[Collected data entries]
** BEGIN **

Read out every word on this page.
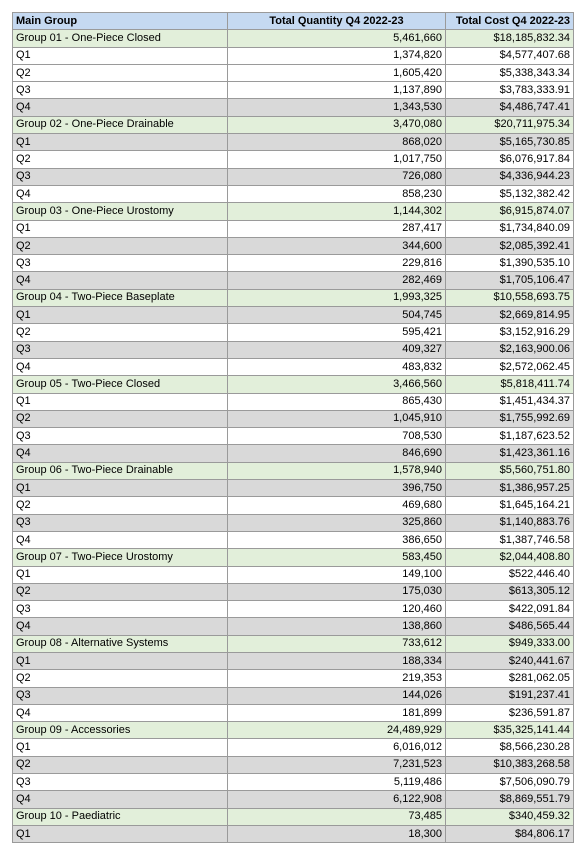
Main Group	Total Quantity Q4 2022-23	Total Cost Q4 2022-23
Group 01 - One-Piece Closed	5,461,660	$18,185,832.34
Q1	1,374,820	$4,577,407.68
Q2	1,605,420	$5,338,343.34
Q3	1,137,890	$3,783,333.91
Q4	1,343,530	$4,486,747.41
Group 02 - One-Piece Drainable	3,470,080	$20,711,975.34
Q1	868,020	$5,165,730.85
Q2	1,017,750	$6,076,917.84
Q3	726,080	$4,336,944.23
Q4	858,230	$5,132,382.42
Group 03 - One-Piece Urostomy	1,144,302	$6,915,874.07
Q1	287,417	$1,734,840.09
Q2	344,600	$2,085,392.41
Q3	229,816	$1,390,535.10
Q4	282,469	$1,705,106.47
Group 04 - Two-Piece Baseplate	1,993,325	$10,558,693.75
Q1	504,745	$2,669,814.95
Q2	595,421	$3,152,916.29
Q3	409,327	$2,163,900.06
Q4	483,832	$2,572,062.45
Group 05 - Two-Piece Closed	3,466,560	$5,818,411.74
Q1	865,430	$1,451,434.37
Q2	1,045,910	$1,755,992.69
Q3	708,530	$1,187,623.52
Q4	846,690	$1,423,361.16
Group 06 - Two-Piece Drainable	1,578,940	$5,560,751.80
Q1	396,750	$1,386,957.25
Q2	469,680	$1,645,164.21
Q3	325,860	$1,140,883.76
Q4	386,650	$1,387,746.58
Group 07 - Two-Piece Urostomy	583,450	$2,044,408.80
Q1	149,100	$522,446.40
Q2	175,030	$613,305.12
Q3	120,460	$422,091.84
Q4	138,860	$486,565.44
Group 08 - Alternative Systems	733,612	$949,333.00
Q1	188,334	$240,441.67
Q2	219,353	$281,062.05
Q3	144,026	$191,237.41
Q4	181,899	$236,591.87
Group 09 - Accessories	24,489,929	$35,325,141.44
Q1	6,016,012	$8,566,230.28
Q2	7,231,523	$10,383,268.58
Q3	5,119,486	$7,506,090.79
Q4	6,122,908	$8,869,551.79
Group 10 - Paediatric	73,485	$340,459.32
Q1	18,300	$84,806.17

** END **

- _Aim_: Count every line of the records that holds "Closed". State the number, nothing else.

- _Written solution_: 2